Note each line that includes the word "name". Copy those lines.

........

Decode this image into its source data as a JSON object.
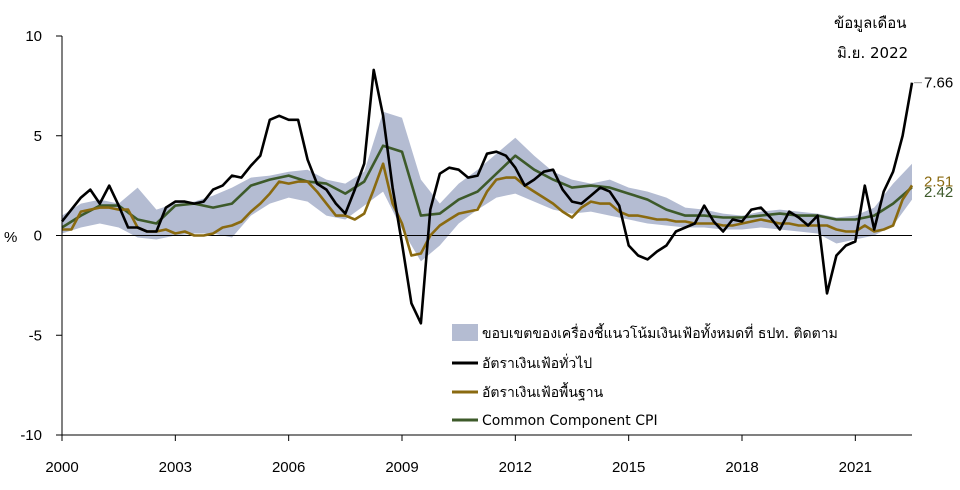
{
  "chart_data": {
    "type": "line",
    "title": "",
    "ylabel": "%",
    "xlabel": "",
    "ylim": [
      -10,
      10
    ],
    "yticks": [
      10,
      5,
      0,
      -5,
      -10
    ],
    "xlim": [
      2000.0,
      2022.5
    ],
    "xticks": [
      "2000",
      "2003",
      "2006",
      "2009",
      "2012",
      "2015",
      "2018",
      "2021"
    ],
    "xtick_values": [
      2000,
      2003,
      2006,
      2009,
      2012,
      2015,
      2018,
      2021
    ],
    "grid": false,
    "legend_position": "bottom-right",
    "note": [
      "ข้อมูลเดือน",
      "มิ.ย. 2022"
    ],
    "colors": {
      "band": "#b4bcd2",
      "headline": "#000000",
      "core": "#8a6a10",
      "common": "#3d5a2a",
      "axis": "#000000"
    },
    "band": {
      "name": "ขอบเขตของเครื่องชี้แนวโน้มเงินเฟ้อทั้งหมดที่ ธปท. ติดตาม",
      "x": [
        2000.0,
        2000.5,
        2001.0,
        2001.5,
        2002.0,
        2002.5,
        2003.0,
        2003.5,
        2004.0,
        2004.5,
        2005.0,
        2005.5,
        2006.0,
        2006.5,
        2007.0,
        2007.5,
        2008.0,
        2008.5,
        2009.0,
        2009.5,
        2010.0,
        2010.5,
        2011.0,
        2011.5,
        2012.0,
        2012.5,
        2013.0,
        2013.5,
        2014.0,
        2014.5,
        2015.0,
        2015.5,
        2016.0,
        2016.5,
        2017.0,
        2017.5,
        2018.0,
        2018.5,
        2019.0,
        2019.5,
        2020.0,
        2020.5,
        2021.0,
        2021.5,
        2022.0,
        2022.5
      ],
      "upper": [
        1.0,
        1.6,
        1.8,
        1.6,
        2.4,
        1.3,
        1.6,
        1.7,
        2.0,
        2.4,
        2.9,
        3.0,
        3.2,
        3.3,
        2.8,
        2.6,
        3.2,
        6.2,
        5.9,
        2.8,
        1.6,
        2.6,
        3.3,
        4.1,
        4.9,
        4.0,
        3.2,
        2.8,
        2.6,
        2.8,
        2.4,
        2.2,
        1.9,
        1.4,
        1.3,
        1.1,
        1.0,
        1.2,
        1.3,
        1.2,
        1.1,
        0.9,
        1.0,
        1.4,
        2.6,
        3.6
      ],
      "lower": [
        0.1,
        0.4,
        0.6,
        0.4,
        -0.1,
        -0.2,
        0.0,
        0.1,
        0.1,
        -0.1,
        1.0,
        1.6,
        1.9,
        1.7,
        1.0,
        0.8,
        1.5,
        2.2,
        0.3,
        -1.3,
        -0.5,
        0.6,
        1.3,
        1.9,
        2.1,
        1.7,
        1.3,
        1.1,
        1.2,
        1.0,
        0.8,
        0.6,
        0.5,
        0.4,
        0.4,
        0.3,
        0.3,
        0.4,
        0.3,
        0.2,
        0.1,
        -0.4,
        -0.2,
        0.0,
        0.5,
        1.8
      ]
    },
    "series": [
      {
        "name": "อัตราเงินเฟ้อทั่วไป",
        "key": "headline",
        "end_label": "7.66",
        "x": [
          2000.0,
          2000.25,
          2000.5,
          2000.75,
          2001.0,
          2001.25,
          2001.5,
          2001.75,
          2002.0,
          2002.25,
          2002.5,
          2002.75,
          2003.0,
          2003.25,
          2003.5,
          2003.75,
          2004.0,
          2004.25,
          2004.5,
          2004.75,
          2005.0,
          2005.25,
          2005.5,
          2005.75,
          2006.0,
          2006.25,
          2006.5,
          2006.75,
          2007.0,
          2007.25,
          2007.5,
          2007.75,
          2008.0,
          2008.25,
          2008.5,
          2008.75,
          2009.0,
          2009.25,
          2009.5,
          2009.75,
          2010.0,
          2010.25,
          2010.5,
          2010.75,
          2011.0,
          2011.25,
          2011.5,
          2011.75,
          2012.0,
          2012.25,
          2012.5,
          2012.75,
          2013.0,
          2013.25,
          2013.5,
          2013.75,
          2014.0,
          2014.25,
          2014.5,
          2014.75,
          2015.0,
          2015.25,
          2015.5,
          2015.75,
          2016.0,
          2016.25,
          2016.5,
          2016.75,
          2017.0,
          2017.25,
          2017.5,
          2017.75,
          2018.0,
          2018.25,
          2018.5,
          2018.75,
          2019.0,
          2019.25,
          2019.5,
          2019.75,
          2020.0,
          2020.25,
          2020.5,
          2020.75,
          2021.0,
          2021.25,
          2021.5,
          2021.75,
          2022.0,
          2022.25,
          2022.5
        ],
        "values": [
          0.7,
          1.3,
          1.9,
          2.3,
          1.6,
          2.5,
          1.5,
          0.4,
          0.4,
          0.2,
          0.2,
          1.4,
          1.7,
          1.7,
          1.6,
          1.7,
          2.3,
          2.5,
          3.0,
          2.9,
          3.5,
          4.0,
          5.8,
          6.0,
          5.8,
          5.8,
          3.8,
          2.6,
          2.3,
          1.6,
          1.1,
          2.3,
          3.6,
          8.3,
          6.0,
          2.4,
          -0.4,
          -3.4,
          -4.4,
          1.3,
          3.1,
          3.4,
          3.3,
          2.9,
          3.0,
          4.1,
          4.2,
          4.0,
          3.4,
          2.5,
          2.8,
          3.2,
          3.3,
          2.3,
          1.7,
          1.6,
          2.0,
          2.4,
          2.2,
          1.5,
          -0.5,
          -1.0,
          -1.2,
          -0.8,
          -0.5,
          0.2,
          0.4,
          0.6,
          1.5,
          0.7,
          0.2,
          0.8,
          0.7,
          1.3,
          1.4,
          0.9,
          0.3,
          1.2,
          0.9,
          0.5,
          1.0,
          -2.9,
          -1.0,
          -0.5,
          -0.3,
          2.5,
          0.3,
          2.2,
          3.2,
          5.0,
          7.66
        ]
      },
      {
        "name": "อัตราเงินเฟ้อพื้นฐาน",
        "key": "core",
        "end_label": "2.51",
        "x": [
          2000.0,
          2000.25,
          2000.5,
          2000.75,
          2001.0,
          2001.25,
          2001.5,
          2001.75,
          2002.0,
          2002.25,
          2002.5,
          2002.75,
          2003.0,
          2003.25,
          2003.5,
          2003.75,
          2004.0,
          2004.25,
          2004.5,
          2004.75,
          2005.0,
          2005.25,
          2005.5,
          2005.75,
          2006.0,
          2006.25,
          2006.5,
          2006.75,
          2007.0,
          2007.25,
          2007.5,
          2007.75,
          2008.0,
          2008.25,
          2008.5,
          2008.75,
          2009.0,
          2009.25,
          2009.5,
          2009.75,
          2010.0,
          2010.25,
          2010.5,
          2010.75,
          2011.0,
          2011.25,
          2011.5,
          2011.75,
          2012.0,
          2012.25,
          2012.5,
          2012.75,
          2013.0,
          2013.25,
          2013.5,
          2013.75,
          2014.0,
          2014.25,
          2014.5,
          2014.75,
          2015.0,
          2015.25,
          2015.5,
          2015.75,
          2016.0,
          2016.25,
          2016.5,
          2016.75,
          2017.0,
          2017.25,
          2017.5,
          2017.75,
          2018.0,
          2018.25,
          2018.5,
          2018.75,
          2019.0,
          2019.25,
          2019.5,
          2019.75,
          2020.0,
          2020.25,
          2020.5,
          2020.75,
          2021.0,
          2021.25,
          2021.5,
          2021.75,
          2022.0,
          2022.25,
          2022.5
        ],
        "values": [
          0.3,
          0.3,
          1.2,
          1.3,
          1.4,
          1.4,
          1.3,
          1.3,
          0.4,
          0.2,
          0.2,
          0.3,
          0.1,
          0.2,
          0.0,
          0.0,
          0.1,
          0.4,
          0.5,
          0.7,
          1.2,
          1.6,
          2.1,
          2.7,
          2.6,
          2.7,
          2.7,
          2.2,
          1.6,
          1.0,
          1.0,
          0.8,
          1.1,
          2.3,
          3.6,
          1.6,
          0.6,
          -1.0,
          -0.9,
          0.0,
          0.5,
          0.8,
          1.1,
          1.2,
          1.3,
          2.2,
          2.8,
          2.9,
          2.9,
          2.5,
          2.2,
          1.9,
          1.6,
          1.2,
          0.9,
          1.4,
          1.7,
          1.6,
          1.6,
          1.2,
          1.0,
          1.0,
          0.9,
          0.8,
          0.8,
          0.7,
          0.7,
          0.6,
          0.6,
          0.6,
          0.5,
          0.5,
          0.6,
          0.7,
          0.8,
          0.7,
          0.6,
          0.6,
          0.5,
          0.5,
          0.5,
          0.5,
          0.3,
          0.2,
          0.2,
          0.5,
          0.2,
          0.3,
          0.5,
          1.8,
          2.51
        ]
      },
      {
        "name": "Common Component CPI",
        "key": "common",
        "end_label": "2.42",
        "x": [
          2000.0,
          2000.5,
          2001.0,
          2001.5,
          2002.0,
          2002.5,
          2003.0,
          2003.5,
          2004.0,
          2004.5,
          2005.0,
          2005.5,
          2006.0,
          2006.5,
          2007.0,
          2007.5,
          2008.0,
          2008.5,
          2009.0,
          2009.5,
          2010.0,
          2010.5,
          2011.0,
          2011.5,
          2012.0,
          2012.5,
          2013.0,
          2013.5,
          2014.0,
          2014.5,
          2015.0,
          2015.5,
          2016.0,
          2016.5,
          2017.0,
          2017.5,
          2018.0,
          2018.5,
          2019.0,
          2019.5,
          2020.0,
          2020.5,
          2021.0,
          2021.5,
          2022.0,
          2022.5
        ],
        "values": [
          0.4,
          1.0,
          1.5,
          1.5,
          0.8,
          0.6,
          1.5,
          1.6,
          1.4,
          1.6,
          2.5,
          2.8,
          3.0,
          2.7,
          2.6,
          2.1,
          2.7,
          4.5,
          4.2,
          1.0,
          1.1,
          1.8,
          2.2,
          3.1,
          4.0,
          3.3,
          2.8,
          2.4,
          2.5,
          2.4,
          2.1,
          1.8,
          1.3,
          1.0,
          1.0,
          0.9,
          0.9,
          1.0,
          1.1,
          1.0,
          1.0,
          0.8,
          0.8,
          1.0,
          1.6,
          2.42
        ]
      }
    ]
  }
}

........

◆ COMPLETE OUTPUT:
      "name": "ขอบเขตของเครื่องชี้แนวโน้มเงินเฟ้อทั้งหมดที่ ธปท. ติดตาม",
        "name": "อัตราเงินเฟ้อทั่วไป",
        "name": "อัตราเงินเฟ้อพื้นฐาน",
        "name": "Common Component CPI",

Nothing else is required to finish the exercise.